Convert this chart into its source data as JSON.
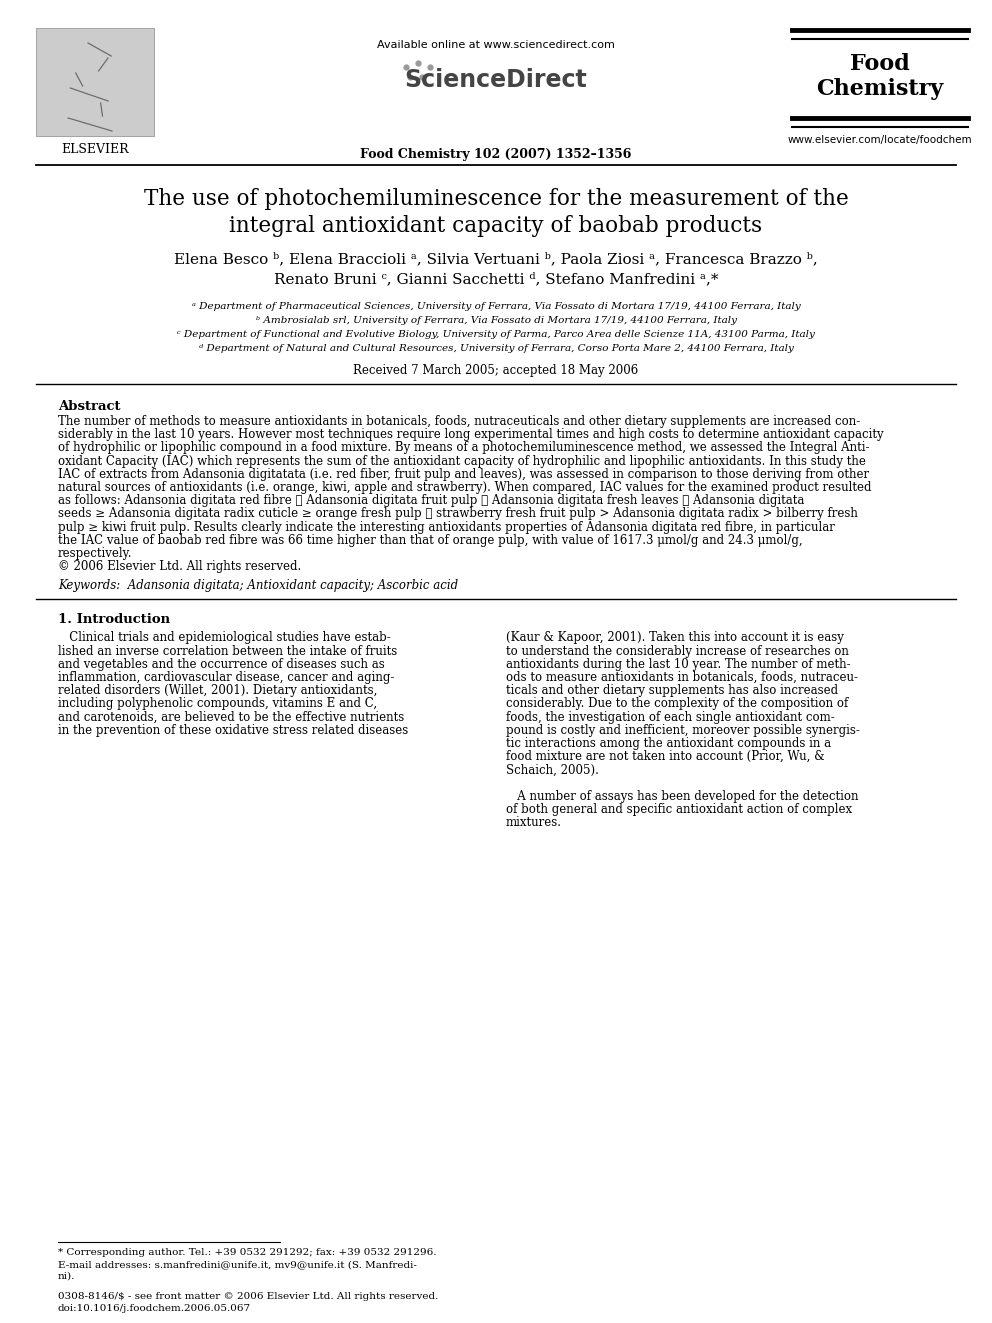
{
  "title_line1": "The use of photochemiluminescence for the measurement of the",
  "title_line2": "integral antioxidant capacity of baobab products",
  "authors_line1": "Elena Besco ᵇ, Elena Braccioli ᵃ, Silvia Vertuani ᵇ, Paola Ziosi ᵃ, Francesca Brazzo ᵇ,",
  "authors_line2": "Renato Bruni ᶜ, Gianni Sacchetti ᵈ, Stefano Manfredini ᵃ,*",
  "affil_a": "ᵃ Department of Pharmaceutical Sciences, University of Ferrara, Via Fossato di Mortara 17/19, 44100 Ferrara, Italy",
  "affil_b": "ᵇ Ambrosialab srl, University of Ferrara, Via Fossato di Mortara 17/19, 44100 Ferrara, Italy",
  "affil_c": "ᶜ Department of Functional and Evolutive Biology, University of Parma, Parco Area delle Scienze 11A, 43100 Parma, Italy",
  "affil_d": "ᵈ Department of Natural and Cultural Resources, University of Ferrara, Corso Porta Mare 2, 44100 Ferrara, Italy",
  "received": "Received 7 March 2005; accepted 18 May 2006",
  "journal_header": "Food Chemistry 102 (2007) 1352–1356",
  "available_online": "Available online at www.sciencedirect.com",
  "journal_name_line1": "Food",
  "journal_name_line2": "Chemistry",
  "journal_url": "www.elsevier.com/locate/foodchem",
  "elsevier": "ELSEVIER",
  "abstract_title": "Abstract",
  "abstract_lines": [
    "The number of methods to measure antioxidants in botanicals, foods, nutraceuticals and other dietary supplements are increased con-",
    "siderably in the last 10 years. However most techniques require long experimental times and high costs to determine antioxidant capacity",
    "of hydrophilic or lipophilic compound in a food mixture. By means of a photochemiluminescence method, we assessed the Integral Anti-",
    "oxidant Capacity (IAC) which represents the sum of the antioxidant capacity of hydrophilic and lipophilic antioxidants. In this study the",
    "IAC of extracts from Adansonia digitatata (i.e. red fiber, fruit pulp and leaves), was assessed in comparison to those deriving from other",
    "natural sources of antioxidants (i.e. orange, kiwi, apple and strawberry). When compared, IAC values for the examined product resulted",
    "as follows: Adansonia digitata red fibre ≫ Adansonia digitata fruit pulp ≫ Adansonia digitata fresh leaves ≫ Adansonia digitata",
    "seeds ≥ Adansonia digitata radix cuticle ≥ orange fresh pulp ≫ strawberry fresh fruit pulp > Adansonia digitata radix > bilberry fresh",
    "pulp ≥ kiwi fruit pulp. Results clearly indicate the interesting antioxidants properties of Adansonia digitata red fibre, in particular",
    "the IAC value of baobab red fibre was 66 time higher than that of orange pulp, with value of 1617.3 μmol/g and 24.3 μmol/g,",
    "respectively.",
    "© 2006 Elsevier Ltd. All rights reserved."
  ],
  "keywords": "Keywords:  Adansonia digitata; Antioxidant capacity; Ascorbic acid",
  "intro_title": "1. Introduction",
  "intro_col1_lines": [
    "   Clinical trials and epidemiological studies have estab-",
    "lished an inverse correlation between the intake of fruits",
    "and vegetables and the occurrence of diseases such as",
    "inflammation, cardiovascular disease, cancer and aging-",
    "related disorders (Willet, 2001). Dietary antioxidants,",
    "including polyphenolic compounds, vitamins E and C,",
    "and carotenoids, are believed to be the effective nutrients",
    "in the prevention of these oxidative stress related diseases"
  ],
  "intro_col2_lines": [
    "(Kaur & Kapoor, 2001). Taken this into account it is easy",
    "to understand the considerably increase of researches on",
    "antioxidants during the last 10 year. The number of meth-",
    "ods to measure antioxidants in botanicals, foods, nutraceu-",
    "ticals and other dietary supplements has also increased",
    "considerably. Due to the complexity of the composition of",
    "foods, the investigation of each single antioxidant com-",
    "pound is costly and inefficient, moreover possible synergis-",
    "tic interactions among the antioxidant compounds in a",
    "food mixture are not taken into account (Prior, Wu, &",
    "Schaich, 2005).",
    "",
    "   A number of assays has been developed for the detection",
    "of both general and specific antioxidant action of complex",
    "mixtures."
  ],
  "footnote_lines": [
    "* Corresponding author. Tel.: +39 0532 291292; fax: +39 0532 291296.",
    "E-mail addresses: s.manfredini@unife.it, mv9@unife.it (S. Manfredi-",
    "ni)."
  ],
  "bottom_text_lines": [
    "0308-8146/$ - see front matter © 2006 Elsevier Ltd. All rights reserved.",
    "doi:10.1016/j.foodchem.2006.05.067"
  ],
  "bg_color": "#ffffff",
  "text_color": "#000000"
}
____
◆ TASK TO CARRY OUT ◆
In the entries above, which lines hold the word "diseases"? Copy them out.

◆ REPLY ◆
    "and vegetables and the occurrence of diseases such as",
    "in the prevention of these oxidative stress related diseases"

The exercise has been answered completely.